**Your instructions**: List each line of the data that holds the string "unburnt".
---
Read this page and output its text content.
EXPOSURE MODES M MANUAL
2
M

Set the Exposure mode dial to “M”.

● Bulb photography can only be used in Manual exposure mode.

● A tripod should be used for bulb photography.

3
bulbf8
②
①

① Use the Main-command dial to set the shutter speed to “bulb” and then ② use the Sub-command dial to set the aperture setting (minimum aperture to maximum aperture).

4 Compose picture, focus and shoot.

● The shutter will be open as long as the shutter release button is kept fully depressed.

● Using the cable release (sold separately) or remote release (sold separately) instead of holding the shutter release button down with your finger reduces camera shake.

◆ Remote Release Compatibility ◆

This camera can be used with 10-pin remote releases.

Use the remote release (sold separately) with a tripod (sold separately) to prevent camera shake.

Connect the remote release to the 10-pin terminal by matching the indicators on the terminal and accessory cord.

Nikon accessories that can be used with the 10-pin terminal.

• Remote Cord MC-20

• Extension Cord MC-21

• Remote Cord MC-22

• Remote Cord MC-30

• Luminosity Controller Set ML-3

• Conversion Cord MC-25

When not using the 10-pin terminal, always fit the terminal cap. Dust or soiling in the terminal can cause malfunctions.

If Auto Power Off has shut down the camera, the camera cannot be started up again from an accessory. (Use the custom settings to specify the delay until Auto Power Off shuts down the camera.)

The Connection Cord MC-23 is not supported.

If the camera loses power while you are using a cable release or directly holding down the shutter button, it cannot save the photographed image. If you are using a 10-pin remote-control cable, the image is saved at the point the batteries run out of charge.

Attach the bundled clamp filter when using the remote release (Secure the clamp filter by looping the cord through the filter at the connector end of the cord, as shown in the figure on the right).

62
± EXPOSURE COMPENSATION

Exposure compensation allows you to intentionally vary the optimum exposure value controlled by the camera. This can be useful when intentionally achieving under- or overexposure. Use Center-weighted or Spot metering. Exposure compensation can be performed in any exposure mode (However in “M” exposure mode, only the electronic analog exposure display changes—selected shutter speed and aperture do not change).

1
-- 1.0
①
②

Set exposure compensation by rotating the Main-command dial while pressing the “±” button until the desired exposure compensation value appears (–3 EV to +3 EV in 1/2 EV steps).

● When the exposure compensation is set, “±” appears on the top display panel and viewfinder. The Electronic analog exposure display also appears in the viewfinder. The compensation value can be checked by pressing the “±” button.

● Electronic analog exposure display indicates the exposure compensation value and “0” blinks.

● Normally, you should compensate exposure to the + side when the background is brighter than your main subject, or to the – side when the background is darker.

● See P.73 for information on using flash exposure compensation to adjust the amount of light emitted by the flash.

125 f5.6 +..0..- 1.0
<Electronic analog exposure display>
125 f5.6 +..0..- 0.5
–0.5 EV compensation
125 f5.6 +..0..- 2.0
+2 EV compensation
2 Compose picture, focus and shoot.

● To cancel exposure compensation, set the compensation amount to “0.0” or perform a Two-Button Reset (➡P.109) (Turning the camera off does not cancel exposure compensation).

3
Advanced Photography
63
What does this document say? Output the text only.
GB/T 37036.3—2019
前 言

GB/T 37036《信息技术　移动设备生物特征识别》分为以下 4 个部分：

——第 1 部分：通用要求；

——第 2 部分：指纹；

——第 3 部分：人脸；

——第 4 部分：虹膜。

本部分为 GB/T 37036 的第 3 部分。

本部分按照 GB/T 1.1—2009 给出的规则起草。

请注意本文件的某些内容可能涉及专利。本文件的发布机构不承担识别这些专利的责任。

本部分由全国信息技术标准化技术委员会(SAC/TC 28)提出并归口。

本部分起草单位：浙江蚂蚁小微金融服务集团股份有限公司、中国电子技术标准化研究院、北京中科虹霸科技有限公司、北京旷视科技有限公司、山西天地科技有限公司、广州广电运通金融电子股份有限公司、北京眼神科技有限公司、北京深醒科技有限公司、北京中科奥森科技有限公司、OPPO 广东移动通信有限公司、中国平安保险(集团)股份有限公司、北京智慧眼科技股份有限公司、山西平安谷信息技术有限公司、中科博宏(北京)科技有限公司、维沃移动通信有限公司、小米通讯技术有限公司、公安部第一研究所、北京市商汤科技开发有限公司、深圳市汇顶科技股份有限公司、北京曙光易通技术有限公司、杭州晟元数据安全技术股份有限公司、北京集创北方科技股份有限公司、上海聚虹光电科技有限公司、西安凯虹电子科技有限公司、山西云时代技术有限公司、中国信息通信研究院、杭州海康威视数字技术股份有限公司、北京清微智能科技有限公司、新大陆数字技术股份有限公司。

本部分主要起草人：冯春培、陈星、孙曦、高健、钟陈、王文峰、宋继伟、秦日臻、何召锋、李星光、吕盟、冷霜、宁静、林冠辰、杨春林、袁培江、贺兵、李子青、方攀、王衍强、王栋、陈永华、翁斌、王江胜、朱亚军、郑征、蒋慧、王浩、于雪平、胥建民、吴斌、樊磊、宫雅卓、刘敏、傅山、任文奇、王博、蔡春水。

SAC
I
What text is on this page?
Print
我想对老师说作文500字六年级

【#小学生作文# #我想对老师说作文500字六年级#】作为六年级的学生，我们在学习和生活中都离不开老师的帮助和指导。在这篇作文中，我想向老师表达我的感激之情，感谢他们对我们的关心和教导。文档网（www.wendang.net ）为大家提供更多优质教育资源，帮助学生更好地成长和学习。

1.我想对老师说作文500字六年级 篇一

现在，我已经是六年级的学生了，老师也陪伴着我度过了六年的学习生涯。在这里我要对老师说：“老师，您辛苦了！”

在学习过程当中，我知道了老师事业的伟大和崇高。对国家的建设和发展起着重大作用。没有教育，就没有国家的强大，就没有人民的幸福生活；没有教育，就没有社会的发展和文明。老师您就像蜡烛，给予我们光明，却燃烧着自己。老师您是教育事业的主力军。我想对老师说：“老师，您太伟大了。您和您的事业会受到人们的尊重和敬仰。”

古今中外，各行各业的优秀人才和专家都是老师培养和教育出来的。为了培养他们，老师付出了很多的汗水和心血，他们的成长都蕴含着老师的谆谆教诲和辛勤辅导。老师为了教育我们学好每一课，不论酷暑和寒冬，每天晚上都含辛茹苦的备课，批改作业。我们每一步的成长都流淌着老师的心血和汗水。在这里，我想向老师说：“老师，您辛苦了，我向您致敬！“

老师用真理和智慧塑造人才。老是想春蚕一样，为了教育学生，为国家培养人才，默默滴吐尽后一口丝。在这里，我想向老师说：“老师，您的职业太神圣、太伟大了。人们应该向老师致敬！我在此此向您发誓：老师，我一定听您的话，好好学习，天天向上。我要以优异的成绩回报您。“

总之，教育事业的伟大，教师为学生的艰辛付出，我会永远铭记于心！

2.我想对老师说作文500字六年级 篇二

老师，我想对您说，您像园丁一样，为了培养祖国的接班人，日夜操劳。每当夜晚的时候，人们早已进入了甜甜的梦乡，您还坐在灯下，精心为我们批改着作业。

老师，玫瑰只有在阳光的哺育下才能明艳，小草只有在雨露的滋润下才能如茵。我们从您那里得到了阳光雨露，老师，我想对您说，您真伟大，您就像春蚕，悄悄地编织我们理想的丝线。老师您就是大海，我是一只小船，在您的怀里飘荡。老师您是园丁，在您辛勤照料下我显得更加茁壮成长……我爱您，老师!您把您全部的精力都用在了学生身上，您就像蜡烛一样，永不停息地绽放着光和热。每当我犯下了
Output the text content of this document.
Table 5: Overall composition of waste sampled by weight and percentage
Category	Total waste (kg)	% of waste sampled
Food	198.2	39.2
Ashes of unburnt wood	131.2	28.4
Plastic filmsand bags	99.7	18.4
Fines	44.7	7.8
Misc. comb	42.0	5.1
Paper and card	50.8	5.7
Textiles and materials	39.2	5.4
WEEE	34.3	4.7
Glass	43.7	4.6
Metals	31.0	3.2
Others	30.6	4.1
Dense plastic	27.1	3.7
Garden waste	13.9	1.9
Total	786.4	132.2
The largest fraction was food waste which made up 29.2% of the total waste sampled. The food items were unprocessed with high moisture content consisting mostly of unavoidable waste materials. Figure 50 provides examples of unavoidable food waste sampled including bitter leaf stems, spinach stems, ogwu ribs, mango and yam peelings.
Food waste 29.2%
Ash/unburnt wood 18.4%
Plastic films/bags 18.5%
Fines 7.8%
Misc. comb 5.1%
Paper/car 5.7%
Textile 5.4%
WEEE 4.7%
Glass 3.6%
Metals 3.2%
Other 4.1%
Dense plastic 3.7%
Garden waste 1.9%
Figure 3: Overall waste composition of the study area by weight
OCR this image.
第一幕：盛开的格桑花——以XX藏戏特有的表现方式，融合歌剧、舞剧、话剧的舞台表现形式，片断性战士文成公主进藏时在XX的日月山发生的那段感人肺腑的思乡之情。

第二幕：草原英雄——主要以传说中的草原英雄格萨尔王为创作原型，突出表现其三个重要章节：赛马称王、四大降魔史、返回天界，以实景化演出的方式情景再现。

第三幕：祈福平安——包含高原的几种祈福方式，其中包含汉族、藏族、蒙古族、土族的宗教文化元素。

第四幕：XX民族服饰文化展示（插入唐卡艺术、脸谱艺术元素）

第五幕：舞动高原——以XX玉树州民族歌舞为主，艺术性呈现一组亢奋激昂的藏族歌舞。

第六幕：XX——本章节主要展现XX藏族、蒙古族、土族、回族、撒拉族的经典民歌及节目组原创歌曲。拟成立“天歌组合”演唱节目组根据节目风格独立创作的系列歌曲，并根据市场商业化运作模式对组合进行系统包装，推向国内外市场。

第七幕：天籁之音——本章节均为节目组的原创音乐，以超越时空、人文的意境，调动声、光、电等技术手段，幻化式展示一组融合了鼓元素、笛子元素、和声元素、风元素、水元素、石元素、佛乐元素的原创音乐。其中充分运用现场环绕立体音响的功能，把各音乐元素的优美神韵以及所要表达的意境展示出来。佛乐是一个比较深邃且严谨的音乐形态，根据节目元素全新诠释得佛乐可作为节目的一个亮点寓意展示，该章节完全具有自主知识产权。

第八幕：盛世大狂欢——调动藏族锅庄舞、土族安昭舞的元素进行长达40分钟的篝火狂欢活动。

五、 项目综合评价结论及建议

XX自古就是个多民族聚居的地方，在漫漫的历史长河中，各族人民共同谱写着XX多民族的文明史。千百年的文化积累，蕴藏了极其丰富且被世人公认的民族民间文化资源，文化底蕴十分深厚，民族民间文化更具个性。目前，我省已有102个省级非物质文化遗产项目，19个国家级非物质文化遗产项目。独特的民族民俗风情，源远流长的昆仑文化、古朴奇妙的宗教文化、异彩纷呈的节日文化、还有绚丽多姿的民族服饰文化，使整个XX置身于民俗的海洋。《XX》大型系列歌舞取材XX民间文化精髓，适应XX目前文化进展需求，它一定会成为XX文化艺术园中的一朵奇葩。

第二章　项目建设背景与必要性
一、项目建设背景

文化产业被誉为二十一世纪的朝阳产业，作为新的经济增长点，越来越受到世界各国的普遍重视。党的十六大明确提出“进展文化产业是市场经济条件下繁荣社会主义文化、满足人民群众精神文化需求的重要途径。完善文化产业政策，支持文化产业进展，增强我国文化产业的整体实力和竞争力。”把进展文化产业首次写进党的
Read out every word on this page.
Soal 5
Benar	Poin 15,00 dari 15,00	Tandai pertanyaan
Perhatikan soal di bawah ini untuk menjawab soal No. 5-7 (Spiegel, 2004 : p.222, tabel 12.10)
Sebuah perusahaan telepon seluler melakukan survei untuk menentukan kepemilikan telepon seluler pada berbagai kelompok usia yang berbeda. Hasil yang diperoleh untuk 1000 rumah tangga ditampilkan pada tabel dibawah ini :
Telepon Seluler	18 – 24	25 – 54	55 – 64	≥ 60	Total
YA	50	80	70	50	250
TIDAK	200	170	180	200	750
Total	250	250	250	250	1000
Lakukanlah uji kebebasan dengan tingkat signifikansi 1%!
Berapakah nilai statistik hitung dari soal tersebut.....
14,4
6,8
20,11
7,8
---
**Completed task**:
Ashes of unburnt wood	131.2	28.4
Ash/unburnt wood 18.4%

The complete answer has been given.